- **Records to process**:

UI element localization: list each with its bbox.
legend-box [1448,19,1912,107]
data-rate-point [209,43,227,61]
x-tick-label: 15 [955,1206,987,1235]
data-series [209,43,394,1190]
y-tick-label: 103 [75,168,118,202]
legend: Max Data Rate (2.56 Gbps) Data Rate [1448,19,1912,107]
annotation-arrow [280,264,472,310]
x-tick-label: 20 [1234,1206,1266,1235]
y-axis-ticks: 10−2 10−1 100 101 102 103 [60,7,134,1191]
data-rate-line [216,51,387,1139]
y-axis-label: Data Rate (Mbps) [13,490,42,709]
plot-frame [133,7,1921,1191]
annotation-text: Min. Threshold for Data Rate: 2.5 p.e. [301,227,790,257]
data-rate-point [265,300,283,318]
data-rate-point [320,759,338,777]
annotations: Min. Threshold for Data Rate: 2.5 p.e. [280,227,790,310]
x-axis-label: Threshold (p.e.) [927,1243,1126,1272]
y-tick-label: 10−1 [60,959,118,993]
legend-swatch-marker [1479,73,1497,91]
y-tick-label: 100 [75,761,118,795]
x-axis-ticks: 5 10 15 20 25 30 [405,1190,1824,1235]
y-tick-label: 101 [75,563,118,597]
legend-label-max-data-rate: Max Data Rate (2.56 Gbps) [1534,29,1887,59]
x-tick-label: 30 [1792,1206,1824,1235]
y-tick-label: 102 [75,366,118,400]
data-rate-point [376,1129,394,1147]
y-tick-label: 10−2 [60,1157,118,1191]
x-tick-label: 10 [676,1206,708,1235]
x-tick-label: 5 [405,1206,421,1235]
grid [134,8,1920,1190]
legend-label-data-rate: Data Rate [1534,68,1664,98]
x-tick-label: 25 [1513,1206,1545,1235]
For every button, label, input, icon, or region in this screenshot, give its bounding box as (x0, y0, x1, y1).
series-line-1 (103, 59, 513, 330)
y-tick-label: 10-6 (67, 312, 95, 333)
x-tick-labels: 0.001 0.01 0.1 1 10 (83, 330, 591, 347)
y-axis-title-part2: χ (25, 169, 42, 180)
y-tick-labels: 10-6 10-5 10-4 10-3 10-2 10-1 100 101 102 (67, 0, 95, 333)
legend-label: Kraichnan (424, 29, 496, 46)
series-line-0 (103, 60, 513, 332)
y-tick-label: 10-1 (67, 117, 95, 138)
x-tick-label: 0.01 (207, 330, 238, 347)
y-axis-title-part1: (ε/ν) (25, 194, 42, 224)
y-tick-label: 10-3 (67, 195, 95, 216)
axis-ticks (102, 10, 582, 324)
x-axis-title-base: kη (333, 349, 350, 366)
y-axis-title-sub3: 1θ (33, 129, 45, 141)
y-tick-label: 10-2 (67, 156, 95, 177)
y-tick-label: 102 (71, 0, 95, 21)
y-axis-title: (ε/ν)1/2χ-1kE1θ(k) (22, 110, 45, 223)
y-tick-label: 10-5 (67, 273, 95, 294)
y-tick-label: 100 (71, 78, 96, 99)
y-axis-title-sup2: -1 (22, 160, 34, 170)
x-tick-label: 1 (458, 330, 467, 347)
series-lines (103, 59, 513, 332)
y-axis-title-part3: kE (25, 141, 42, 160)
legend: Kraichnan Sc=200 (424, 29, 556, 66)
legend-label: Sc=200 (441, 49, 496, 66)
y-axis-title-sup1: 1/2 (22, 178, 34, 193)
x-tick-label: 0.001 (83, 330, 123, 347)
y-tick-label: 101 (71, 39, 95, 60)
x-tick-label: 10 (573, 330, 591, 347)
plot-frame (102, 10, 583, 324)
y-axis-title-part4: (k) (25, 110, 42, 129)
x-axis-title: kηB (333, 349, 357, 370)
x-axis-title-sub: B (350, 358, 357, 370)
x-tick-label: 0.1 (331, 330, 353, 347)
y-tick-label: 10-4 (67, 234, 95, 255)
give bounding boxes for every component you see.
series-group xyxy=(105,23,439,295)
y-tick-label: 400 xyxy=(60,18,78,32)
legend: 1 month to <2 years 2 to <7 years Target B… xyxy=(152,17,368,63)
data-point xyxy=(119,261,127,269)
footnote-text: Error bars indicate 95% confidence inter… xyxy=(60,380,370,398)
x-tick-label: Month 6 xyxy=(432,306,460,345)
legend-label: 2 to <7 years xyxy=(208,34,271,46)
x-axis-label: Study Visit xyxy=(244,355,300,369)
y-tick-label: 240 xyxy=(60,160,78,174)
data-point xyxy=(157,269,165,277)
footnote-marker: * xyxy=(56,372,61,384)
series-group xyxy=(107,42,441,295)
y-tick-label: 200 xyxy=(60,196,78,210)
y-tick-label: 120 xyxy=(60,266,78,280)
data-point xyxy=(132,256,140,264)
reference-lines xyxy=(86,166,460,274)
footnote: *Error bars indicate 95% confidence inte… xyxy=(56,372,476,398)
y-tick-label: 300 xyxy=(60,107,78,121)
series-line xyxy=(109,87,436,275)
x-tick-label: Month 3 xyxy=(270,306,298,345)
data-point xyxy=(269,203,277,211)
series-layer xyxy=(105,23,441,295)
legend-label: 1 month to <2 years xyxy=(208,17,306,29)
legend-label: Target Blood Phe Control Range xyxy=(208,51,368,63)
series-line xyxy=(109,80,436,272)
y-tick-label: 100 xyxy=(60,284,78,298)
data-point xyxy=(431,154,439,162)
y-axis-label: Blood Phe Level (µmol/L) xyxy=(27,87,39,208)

- **Work to be completed**: Copy out all the records above, substituting "Throughput" for every occurrence of "Data Rate" and keeping everything else the same.

- **Full output**:
UI element localization: list each with its bbox.
legend-box [1448,19,1912,107]
data-rate-point [209,43,227,61]
x-tick-label: 15 [955,1206,987,1235]
data-series [209,43,394,1190]
y-tick-label: 103 [75,168,118,202]
legend: Max Throughput (2.56 Gbps) Throughput [1448,19,1912,107]
annotation-arrow [280,264,472,310]
x-tick-label: 20 [1234,1206,1266,1235]
y-axis-ticks: 10−2 10−1 100 101 102 103 [60,7,134,1191]
data-rate-line [216,51,387,1139]
y-axis-label: Throughput (Mbps) [13,490,42,709]
plot-frame [133,7,1921,1191]
annotation-text: Min. Threshold for Throughput: 2.5 p.e. [301,227,790,257]
data-rate-point [265,300,283,318]
data-rate-point [320,759,338,777]
annotations: Min. Threshold for Throughput: 2.5 p.e. [280,227,790,310]
x-axis-label: Threshold (p.e.) [927,1243,1126,1272]
y-tick-label: 10−1 [60,959,118,993]
legend-swatch-marker [1479,73,1497,91]
y-tick-label: 100 [75,761,118,795]
x-axis-ticks: 5 10 15 20 25 30 [405,1190,1824,1235]
y-tick-label: 101 [75,563,118,597]
legend-label-max-data-rate: Max Throughput (2.56 Gbps) [1534,29,1887,59]
x-tick-label: 30 [1792,1206,1824,1235]
y-tick-label: 102 [75,366,118,400]
data-rate-point [376,1129,394,1147]
y-tick-label: 10−2 [60,1157,118,1191]
x-tick-label: 10 [676,1206,708,1235]
x-tick-label: 5 [405,1206,421,1235]
grid [134,8,1920,1190]
legend-label-data-rate: Throughput [1534,68,1664,98]
x-tick-label: 25 [1513,1206,1545,1235]
For every button, label, input, icon, or region in this screenshot, give its bounding box as (x0, y0, x1, y1).
series-line-1 (103, 59, 513, 330)
y-tick-label: 10-6 (67, 312, 95, 333)
x-tick-labels: 0.001 0.01 0.1 1 10 (83, 330, 591, 347)
y-axis-title-part2: χ (25, 169, 42, 180)
y-tick-labels: 10-6 10-5 10-4 10-3 10-2 10-1 100 101 102 (67, 0, 95, 333)
legend-label: Kraichnan (424, 29, 496, 46)
series-line-0 (103, 60, 513, 332)
y-tick-label: 10-1 (67, 117, 95, 138)
x-tick-label: 0.01 (207, 330, 238, 347)
y-axis-title-part1: (ε/ν) (25, 194, 42, 224)
y-tick-label: 10-3 (67, 195, 95, 216)
axis-ticks (102, 10, 582, 324)
x-axis-title-base: kη (333, 349, 350, 366)
y-axis-title-sub3: 1θ (33, 129, 45, 141)
y-tick-label: 10-2 (67, 156, 95, 177)
y-tick-label: 102 (71, 0, 95, 21)
y-axis-title: (ε/ν)1/2χ-1kE1θ(k) (22, 110, 45, 223)
y-tick-label: 10-5 (67, 273, 95, 294)
y-tick-label: 100 (71, 78, 96, 99)
y-axis-title-sup2: -1 (22, 160, 34, 170)
x-tick-label: 1 (458, 330, 467, 347)
series-lines (103, 59, 513, 332)
y-axis-title-part3: kE (25, 141, 42, 160)
legend: Kraichnan Sc=200 (424, 29, 556, 66)
legend-label: Sc=200 (441, 49, 496, 66)
y-axis-title-sup1: 1/2 (22, 178, 34, 193)
x-tick-label: 0.001 (83, 330, 123, 347)
y-tick-label: 101 (71, 39, 95, 60)
x-tick-label: 10 (573, 330, 591, 347)
plot-frame (102, 10, 583, 324)
y-axis-title-part4: (k) (25, 110, 42, 129)
x-axis-title: kηB (333, 349, 357, 370)
x-axis-title-sub: B (350, 358, 357, 370)
x-tick-label: 0.1 (331, 330, 353, 347)
y-tick-label: 10-4 (67, 234, 95, 255)
give bounding boxes for every component you see.
series-group xyxy=(105,23,439,295)
y-tick-label: 400 xyxy=(60,18,78,32)
legend: 1 month to <2 years 2 to <7 years Target B… xyxy=(152,17,368,63)
data-point xyxy=(119,261,127,269)
footnote-text: Error bars indicate 95% confidence inter… xyxy=(60,380,370,398)
x-tick-label: Month 6 xyxy=(432,306,460,345)
legend-label: 2 to <7 years xyxy=(208,34,271,46)
x-axis-label: Study Visit xyxy=(244,355,300,369)
y-tick-label: 240 xyxy=(60,160,78,174)
data-point xyxy=(157,269,165,277)
footnote-marker: * xyxy=(56,372,61,384)
series-group xyxy=(107,42,441,295)
y-tick-label: 200 xyxy=(60,196,78,210)
y-tick-label: 120 xyxy=(60,266,78,280)
data-point xyxy=(132,256,140,264)
reference-lines xyxy=(86,166,460,274)
footnote: *Error bars indicate 95% confidence inte… xyxy=(56,372,476,398)
y-tick-label: 300 xyxy=(60,107,78,121)
series-line xyxy=(109,87,436,275)
x-tick-label: Month 3 xyxy=(270,306,298,345)
data-point xyxy=(269,203,277,211)
series-layer xyxy=(105,23,441,295)
legend-label: 1 month to <2 years xyxy=(208,17,306,29)
legend-label: Target Blood Phe Control Range xyxy=(208,51,368,63)
series-line xyxy=(109,80,436,272)
y-tick-label: 100 xyxy=(60,284,78,298)
data-point xyxy=(431,154,439,162)
y-axis-label: Blood Phe Level (µmol/L) xyxy=(27,87,39,208)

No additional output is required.